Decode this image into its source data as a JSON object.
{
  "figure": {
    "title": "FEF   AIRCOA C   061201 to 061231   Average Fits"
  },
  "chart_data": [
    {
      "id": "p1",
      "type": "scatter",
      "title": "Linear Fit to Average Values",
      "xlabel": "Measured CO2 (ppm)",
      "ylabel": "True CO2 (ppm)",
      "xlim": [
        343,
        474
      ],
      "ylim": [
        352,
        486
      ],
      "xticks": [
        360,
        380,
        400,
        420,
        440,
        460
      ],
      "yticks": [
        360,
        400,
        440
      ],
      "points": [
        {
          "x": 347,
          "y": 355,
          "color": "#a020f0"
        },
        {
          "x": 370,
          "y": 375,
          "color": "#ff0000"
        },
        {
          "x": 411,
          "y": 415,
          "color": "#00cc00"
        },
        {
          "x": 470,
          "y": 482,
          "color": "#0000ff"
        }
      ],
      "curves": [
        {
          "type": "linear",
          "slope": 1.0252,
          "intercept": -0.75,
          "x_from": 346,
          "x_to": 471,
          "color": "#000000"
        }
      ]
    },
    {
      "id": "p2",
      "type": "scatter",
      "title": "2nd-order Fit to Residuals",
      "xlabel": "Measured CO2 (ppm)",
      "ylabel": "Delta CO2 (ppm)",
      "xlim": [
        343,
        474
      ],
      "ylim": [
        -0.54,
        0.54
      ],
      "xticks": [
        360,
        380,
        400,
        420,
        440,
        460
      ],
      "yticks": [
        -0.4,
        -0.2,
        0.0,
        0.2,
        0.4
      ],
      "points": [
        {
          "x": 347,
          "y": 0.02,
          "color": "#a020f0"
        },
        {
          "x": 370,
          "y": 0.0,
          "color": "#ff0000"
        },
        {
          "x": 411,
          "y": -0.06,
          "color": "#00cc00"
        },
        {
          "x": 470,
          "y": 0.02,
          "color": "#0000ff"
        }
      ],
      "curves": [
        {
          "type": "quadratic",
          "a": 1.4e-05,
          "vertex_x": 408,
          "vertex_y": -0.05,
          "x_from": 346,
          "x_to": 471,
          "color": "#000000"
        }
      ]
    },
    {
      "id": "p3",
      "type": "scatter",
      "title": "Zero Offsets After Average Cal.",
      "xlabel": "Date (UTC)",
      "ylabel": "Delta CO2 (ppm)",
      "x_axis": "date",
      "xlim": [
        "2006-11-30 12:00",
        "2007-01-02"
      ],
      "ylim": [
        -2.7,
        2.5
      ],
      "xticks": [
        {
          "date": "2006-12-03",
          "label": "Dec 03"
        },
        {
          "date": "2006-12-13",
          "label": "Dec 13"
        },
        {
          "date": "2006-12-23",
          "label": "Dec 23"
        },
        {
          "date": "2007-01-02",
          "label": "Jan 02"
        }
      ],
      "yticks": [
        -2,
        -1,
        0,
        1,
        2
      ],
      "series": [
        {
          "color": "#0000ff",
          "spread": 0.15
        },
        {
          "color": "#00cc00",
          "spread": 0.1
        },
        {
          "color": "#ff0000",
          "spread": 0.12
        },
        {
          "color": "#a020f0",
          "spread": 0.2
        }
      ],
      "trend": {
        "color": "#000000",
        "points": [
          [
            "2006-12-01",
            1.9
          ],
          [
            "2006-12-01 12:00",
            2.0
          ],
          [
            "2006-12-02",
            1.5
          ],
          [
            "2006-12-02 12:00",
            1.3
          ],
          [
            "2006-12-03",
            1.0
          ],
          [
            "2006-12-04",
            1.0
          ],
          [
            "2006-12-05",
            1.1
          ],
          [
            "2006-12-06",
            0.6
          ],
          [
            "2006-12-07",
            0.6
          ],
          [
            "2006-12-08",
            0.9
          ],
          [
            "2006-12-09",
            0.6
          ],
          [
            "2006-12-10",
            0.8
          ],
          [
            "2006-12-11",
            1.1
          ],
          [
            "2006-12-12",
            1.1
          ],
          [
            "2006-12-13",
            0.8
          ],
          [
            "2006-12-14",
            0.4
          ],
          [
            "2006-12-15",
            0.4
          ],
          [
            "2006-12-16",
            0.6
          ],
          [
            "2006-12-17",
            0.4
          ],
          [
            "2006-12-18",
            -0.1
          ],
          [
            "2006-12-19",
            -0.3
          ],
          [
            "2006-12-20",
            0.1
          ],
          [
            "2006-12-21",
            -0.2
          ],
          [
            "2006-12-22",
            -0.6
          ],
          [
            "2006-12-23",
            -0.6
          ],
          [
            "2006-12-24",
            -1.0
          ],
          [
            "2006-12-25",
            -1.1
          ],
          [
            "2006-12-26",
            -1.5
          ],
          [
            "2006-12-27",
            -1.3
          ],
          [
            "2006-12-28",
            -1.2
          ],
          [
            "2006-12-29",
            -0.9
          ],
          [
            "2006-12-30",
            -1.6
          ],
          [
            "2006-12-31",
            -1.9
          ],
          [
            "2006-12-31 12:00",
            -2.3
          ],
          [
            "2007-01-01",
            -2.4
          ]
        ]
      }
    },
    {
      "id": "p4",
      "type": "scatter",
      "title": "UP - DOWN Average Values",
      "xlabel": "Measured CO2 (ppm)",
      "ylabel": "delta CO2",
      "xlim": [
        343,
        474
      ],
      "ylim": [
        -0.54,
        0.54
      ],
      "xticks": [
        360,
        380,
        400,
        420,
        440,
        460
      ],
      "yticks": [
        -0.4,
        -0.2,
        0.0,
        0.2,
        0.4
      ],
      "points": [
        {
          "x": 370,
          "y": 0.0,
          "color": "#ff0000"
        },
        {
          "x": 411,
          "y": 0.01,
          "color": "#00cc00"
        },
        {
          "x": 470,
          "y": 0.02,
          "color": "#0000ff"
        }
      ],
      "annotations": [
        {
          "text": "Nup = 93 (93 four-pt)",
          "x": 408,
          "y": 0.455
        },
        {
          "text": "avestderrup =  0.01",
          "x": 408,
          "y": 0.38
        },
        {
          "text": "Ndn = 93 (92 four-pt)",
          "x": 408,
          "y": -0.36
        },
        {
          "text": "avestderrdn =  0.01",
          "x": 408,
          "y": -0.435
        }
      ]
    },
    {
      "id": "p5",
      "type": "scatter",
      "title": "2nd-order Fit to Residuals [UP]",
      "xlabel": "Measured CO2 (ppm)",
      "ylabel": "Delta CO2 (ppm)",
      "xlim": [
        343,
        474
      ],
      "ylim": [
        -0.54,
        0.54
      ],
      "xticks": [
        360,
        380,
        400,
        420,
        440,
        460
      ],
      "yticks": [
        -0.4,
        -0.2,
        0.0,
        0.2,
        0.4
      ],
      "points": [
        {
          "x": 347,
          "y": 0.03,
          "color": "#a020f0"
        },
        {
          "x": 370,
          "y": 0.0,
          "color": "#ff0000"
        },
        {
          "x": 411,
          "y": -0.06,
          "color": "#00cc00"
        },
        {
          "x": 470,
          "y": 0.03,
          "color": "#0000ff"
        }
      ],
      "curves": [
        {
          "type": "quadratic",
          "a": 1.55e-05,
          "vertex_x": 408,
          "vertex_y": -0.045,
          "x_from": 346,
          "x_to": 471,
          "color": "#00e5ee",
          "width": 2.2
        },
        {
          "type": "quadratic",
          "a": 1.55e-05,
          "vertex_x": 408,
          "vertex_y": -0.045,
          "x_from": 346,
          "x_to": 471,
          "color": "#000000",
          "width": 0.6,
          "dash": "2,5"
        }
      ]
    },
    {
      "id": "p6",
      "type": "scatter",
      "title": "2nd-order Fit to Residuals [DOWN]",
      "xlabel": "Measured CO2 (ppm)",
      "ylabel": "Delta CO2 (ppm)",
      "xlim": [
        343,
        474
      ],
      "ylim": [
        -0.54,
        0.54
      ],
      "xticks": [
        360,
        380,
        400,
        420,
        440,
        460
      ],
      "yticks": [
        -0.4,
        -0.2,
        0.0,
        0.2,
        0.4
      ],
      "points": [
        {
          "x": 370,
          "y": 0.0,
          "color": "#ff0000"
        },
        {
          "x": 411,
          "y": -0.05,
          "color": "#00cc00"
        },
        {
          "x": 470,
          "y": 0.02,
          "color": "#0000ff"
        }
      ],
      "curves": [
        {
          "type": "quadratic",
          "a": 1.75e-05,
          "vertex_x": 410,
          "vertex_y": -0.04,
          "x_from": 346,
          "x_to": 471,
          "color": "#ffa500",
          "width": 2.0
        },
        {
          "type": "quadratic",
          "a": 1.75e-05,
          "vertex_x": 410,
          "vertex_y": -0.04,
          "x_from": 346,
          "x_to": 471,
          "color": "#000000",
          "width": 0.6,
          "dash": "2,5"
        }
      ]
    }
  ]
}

══════

WORK TO COMPLETE: Among the entries above, how many lines include the word "DOWN"? Reply with the number only.

TASK RESULT: 2